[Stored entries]
---*---

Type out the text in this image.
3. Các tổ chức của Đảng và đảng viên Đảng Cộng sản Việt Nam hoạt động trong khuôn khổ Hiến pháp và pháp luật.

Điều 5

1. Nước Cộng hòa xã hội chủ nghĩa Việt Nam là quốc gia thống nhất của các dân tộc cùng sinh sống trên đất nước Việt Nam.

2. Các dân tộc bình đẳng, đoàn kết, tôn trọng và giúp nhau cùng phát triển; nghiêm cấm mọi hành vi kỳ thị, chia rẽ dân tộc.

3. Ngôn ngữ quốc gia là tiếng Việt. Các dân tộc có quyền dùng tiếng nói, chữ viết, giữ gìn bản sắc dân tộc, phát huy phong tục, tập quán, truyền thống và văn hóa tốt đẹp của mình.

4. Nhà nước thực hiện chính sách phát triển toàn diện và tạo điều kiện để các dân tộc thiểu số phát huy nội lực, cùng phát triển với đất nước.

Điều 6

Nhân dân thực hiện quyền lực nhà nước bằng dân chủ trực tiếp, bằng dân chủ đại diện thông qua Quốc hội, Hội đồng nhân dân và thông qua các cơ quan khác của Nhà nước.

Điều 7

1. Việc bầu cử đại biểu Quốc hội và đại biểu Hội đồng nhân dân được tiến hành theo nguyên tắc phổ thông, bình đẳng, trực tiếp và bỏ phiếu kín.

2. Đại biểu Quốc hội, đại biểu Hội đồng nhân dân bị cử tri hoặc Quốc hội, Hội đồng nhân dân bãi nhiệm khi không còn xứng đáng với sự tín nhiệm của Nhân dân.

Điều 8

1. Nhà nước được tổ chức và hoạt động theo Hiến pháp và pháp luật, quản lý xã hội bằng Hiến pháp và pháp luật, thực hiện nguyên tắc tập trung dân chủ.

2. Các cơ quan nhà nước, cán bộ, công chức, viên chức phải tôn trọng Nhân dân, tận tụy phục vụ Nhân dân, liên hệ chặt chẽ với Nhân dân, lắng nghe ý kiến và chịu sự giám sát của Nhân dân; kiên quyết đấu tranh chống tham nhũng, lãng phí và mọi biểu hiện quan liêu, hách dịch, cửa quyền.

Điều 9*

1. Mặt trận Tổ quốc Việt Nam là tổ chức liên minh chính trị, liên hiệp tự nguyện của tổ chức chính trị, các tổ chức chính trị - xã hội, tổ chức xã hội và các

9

---*---

> GOAL:
Copy all the records above exactly, missing none.

> TASK SOLUTION:
Type out the text in this image.
3. Các tổ chức của Đảng và đảng viên Đảng Cộng sản Việt Nam hoạt động trong khuôn khổ Hiến pháp và pháp luật.

Điều 5

1. Nước Cộng hòa xã hội chủ nghĩa Việt Nam là quốc gia thống nhất của các dân tộc cùng sinh sống trên đất nước Việt Nam.

2. Các dân tộc bình đẳng, đoàn kết, tôn trọng và giúp nhau cùng phát triển; nghiêm cấm mọi hành vi kỳ thị, chia rẽ dân tộc.

3. Ngôn ngữ quốc gia là tiếng Việt. Các dân tộc có quyền dùng tiếng nói, chữ viết, giữ gìn bản sắc dân tộc, phát huy phong tục, tập quán, truyền thống và văn hóa tốt đẹp của mình.

4. Nhà nước thực hiện chính sách phát triển toàn diện và tạo điều kiện để các dân tộc thiểu số phát huy nội lực, cùng phát triển với đất nước.

Điều 6

Nhân dân thực hiện quyền lực nhà nước bằng dân chủ trực tiếp, bằng dân chủ đại diện thông qua Quốc hội, Hội đồng nhân dân và thông qua các cơ quan khác của Nhà nước.

Điều 7

1. Việc bầu cử đại biểu Quốc hội và đại biểu Hội đồng nhân dân được tiến hành theo nguyên tắc phổ thông, bình đẳng, trực tiếp và bỏ phiếu kín.

2. Đại biểu Quốc hội, đại biểu Hội đồng nhân dân bị cử tri hoặc Quốc hội, Hội đồng nhân dân bãi nhiệm khi không còn xứng đáng với sự tín nhiệm của Nhân dân.

Điều 8

1. Nhà nước được tổ chức và hoạt động theo Hiến pháp và pháp luật, quản lý xã hội bằng Hiến pháp và pháp luật, thực hiện nguyên tắc tập trung dân chủ.

2. Các cơ quan nhà nước, cán bộ, công chức, viên chức phải tôn trọng Nhân dân, tận tụy phục vụ Nhân dân, liên hệ chặt chẽ với Nhân dân, lắng nghe ý kiến và chịu sự giám sát của Nhân dân; kiên quyết đấu tranh chống tham nhũng, lãng phí và mọi biểu hiện quan liêu, hách dịch, cửa quyền.

Điều 9*

1. Mặt trận Tổ quốc Việt Nam là tổ chức liên minh chính trị, liên hiệp tự nguyện của tổ chức chính trị, các tổ chức chính trị - xã hội, tổ chức xã hội và các

9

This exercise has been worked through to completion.